THE PROBLEM: Determine the number of lines containing the word "group". Reply with it and nothing else.

---- EXERCISE INPUT

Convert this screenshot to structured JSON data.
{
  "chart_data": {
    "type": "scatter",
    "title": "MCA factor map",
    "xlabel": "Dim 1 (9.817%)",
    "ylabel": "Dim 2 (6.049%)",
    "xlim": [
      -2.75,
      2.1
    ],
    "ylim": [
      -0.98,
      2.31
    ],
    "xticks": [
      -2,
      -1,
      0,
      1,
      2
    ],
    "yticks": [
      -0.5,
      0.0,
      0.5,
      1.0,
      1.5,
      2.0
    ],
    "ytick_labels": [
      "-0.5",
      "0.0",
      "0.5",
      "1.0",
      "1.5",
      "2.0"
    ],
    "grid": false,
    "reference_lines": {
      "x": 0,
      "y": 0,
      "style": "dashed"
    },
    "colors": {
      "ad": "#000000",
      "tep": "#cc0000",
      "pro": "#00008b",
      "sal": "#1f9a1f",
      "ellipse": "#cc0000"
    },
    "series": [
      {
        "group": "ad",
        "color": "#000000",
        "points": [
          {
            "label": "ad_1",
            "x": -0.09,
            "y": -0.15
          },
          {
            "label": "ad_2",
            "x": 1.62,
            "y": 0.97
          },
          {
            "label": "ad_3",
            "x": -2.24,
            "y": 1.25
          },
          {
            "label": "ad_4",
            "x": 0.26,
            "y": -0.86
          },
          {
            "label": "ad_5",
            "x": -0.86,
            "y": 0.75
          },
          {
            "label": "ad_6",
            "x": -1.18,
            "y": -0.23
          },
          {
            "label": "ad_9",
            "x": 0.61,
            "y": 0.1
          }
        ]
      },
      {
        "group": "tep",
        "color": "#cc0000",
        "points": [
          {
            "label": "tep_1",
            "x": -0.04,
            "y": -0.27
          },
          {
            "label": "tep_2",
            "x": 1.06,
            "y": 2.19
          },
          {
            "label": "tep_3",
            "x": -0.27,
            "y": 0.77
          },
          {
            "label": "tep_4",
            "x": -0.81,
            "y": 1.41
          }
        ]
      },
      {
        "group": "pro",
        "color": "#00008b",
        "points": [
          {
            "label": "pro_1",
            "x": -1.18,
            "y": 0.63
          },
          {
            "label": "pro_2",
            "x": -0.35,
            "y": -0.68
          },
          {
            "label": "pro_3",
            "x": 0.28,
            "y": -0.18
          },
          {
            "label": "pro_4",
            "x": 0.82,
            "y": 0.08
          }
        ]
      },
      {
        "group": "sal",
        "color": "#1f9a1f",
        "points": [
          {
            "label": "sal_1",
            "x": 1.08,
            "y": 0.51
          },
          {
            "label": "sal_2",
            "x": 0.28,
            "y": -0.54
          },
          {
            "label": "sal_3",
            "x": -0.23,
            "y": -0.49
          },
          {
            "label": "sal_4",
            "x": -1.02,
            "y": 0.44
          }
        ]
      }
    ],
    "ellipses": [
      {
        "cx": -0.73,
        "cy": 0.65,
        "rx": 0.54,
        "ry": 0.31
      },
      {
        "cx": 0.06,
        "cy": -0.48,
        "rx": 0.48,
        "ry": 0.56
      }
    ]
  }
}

--------

OUTPUT FOR THIS TASK: 4